Data:
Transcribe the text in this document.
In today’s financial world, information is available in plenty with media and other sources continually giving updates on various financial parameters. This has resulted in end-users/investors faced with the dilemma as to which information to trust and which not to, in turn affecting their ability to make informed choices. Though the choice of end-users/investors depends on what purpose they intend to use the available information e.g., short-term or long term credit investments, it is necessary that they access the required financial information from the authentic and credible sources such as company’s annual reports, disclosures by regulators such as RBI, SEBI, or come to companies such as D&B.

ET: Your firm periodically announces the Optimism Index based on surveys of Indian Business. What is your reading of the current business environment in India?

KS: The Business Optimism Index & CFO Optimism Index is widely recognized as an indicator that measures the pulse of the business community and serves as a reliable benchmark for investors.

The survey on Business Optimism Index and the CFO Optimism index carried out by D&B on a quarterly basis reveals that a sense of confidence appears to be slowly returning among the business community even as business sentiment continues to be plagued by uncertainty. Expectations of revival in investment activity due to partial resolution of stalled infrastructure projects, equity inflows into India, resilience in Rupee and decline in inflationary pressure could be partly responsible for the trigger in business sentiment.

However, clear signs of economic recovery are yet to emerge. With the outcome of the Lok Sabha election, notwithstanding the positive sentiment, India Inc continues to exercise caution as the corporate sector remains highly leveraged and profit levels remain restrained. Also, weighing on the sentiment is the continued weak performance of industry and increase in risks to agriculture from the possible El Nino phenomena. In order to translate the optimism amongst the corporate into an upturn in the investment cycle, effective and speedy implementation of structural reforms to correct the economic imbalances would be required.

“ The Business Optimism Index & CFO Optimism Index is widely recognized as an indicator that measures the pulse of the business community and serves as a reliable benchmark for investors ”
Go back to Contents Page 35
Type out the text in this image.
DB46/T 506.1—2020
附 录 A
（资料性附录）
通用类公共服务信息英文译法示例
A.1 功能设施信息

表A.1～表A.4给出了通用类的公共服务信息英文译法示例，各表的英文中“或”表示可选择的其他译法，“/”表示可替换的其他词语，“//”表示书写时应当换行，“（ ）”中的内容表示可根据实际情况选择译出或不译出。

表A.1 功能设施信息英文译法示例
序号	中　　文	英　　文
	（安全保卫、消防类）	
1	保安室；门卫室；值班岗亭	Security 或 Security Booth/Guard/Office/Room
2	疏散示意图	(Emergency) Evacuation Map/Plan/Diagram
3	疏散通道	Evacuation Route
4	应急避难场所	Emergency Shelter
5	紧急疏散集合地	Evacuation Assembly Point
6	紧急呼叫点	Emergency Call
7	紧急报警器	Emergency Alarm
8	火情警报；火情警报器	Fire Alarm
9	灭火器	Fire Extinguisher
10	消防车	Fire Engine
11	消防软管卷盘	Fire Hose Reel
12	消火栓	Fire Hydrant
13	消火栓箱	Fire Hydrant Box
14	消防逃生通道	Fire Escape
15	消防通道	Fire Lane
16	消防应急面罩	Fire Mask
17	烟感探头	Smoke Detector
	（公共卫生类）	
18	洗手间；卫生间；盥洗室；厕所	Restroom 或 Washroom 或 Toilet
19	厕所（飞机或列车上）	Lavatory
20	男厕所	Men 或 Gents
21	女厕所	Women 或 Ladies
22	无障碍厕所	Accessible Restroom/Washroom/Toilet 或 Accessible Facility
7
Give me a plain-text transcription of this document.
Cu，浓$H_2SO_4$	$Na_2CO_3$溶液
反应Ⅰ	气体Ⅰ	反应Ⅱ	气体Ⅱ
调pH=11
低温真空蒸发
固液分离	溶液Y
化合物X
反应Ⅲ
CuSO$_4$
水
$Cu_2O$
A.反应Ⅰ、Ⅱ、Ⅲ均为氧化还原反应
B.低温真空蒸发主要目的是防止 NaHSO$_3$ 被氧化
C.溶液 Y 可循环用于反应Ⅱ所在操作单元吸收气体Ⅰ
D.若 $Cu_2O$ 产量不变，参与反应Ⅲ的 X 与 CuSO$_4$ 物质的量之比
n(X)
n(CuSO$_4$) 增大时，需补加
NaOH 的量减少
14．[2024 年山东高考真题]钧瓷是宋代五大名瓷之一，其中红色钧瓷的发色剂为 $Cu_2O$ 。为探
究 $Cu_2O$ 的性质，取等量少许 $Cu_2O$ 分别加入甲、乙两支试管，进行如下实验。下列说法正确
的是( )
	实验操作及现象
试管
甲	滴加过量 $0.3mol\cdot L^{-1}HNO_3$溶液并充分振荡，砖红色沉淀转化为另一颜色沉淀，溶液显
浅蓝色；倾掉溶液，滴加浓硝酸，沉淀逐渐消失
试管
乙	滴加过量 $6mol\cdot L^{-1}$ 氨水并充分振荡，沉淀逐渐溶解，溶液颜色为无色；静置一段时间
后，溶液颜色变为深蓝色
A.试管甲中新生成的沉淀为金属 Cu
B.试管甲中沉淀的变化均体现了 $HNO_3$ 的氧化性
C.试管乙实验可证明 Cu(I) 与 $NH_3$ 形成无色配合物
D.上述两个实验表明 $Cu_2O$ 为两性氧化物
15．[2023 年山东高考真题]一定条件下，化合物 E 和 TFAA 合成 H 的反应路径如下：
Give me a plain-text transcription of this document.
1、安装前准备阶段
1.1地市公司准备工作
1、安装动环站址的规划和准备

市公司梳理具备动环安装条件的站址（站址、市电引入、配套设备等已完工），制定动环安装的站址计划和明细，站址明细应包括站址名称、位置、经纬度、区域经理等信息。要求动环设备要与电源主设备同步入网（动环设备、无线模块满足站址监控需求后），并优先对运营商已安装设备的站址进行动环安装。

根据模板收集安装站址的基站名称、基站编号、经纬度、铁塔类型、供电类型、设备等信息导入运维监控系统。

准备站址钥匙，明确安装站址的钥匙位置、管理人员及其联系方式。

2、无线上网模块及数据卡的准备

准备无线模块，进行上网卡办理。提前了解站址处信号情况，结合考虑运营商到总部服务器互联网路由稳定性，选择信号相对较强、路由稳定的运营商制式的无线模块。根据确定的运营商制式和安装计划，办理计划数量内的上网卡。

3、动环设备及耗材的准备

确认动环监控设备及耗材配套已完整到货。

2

The problem: How many lines in the entries contain the string "Hydrant"? Answer with the number only.

Exercise output: 2